TASK: Pull every line with the word "nинтенсификации" out of the entries below.

(Records about charts and figures)
↓↓↓

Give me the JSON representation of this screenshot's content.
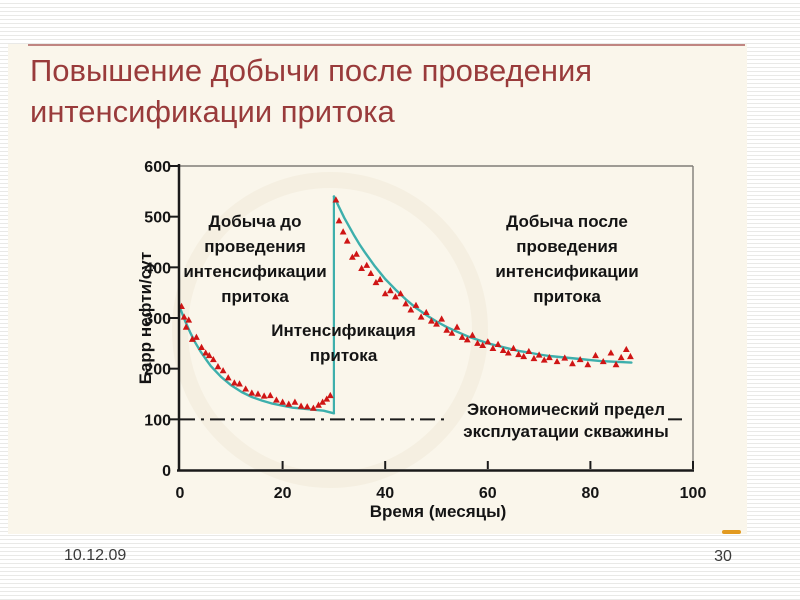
{
  "slide": {
    "title": "Повышение добычи после проведения интенсификации притока",
    "footer_date": "10.12.09",
    "page_number": "30"
  },
  "colors": {
    "title_maroon": "#993b3b",
    "slide_background": "#faf6eb",
    "trend_teal": "#3dafac",
    "marker_red": "#cf1515",
    "axis_black": "#1a1a1a",
    "box_gray": "#807d78",
    "orange_marker": "#e29a20"
  },
  "chart_data": {
    "type": "scatter",
    "title": "",
    "xlabel": "Время (месяцы)",
    "ylabel": "Барр нефти/сут",
    "xlim": [
      0,
      100
    ],
    "ylim": [
      0,
      600
    ],
    "x_ticks": [
      0,
      20,
      40,
      60,
      80,
      100
    ],
    "y_ticks": [
      0,
      100,
      200,
      300,
      400,
      500,
      600
    ],
    "grid": false,
    "legend": "none",
    "intervention_month": 30,
    "intervention_jump": {
      "from_value": 112,
      "to_value": 540
    },
    "economic_limit_value": 100,
    "annotations": {
      "before": "Добыча до\nпроведения\nинтенсификации\nпритока",
      "after": "Добыча после\nпроведения\nинтенсификации\nпритока",
      "intensification": "Интенсификация\nпритока",
      "economic_limit": "Экономический предел\nэксплуатации скважины"
    },
    "series": [
      {
        "name": "production-before-intensification",
        "marker": "triangle",
        "color": "#cf1515",
        "points": [
          [
            0.3,
            323
          ],
          [
            0.8,
            302
          ],
          [
            1.2,
            282
          ],
          [
            1.7,
            296
          ],
          [
            2.4,
            258
          ],
          [
            3.2,
            262
          ],
          [
            4.2,
            242
          ],
          [
            5.0,
            231
          ],
          [
            5.7,
            226
          ],
          [
            6.5,
            218
          ],
          [
            7.4,
            204
          ],
          [
            8.4,
            196
          ],
          [
            9.4,
            182
          ],
          [
            10.6,
            172
          ],
          [
            11.6,
            170
          ],
          [
            12.8,
            160
          ],
          [
            14.0,
            152
          ],
          [
            15.2,
            150
          ],
          [
            16.4,
            146
          ],
          [
            17.6,
            147
          ],
          [
            18.8,
            138
          ],
          [
            20.0,
            134
          ],
          [
            21.2,
            130
          ],
          [
            22.4,
            134
          ],
          [
            23.6,
            126
          ],
          [
            24.8,
            125
          ],
          [
            26.0,
            122
          ],
          [
            27.0,
            128
          ],
          [
            27.8,
            134
          ],
          [
            28.6,
            140
          ],
          [
            29.3,
            147
          ]
        ]
      },
      {
        "name": "production-after-intensification",
        "marker": "triangle",
        "color": "#cf1515",
        "points": [
          [
            30.4,
            533
          ],
          [
            31.0,
            492
          ],
          [
            31.8,
            470
          ],
          [
            32.6,
            452
          ],
          [
            33.6,
            420
          ],
          [
            34.4,
            426
          ],
          [
            35.4,
            398
          ],
          [
            36.4,
            404
          ],
          [
            37.2,
            388
          ],
          [
            38.2,
            370
          ],
          [
            39.0,
            376
          ],
          [
            40.0,
            348
          ],
          [
            41.0,
            354
          ],
          [
            42.0,
            342
          ],
          [
            43.0,
            348
          ],
          [
            44.0,
            328
          ],
          [
            45.0,
            316
          ],
          [
            46.0,
            325
          ],
          [
            47.0,
            302
          ],
          [
            48.0,
            311
          ],
          [
            49.0,
            294
          ],
          [
            50.0,
            288
          ],
          [
            51.0,
            298
          ],
          [
            52.0,
            276
          ],
          [
            53.0,
            270
          ],
          [
            54.0,
            282
          ],
          [
            55.0,
            262
          ],
          [
            56.0,
            257
          ],
          [
            57.0,
            266
          ],
          [
            58.0,
            250
          ],
          [
            59.0,
            246
          ],
          [
            60.0,
            253
          ],
          [
            61.0,
            240
          ],
          [
            62.0,
            248
          ],
          [
            63.0,
            236
          ],
          [
            64.0,
            231
          ],
          [
            65.0,
            240
          ],
          [
            66.0,
            228
          ],
          [
            67.0,
            224
          ],
          [
            68.0,
            234
          ],
          [
            69.0,
            220
          ],
          [
            70.0,
            227
          ],
          [
            71.0,
            217
          ],
          [
            72.0,
            222
          ],
          [
            73.5,
            214
          ],
          [
            75.0,
            221
          ],
          [
            76.5,
            210
          ],
          [
            78.0,
            218
          ],
          [
            79.5,
            208
          ],
          [
            81.0,
            226
          ],
          [
            82.5,
            214
          ],
          [
            84.0,
            231
          ],
          [
            85.0,
            208
          ],
          [
            86.0,
            222
          ],
          [
            87.0,
            238
          ],
          [
            87.8,
            224
          ]
        ]
      }
    ],
    "trends": [
      {
        "name": "decline-curve-before",
        "color": "#3dafac",
        "points": [
          [
            0,
            320
          ],
          [
            1,
            294
          ],
          [
            2,
            271
          ],
          [
            3,
            251
          ],
          [
            4,
            234
          ],
          [
            5,
            219
          ],
          [
            6,
            205
          ],
          [
            8,
            184
          ],
          [
            10,
            167
          ],
          [
            12,
            154
          ],
          [
            14,
            144
          ],
          [
            16,
            137
          ],
          [
            18,
            131
          ],
          [
            20,
            127
          ],
          [
            22,
            123
          ],
          [
            24,
            121
          ],
          [
            26,
            119
          ],
          [
            28,
            117
          ],
          [
            30,
            112
          ]
        ]
      },
      {
        "name": "decline-curve-after",
        "color": "#3dafac",
        "points": [
          [
            30,
            540
          ],
          [
            31,
            519
          ],
          [
            32,
            498
          ],
          [
            33,
            480
          ],
          [
            34,
            462
          ],
          [
            35,
            445
          ],
          [
            36,
            430
          ],
          [
            37,
            416
          ],
          [
            38,
            402
          ],
          [
            40,
            377
          ],
          [
            42,
            356
          ],
          [
            44,
            337
          ],
          [
            46,
            320
          ],
          [
            48,
            306
          ],
          [
            50,
            293
          ],
          [
            52,
            282
          ],
          [
            54,
            273
          ],
          [
            56,
            264
          ],
          [
            58,
            257
          ],
          [
            60,
            250
          ],
          [
            62,
            245
          ],
          [
            64,
            240
          ],
          [
            66,
            235
          ],
          [
            68,
            232
          ],
          [
            70,
            228
          ],
          [
            72,
            225
          ],
          [
            74,
            223
          ],
          [
            76,
            221
          ],
          [
            78,
            219
          ],
          [
            80,
            217
          ],
          [
            82,
            215
          ],
          [
            84,
            214
          ],
          [
            86,
            213
          ],
          [
            88,
            212
          ]
        ]
      }
    ]
  }
}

↑↑↑

TASK RESPONSE:
      "before": "Добыча до\nпроведения\nинтенсификации\nпритока",
      "after": "Добыча после\nпроведения\nинтенсификации\nпритока",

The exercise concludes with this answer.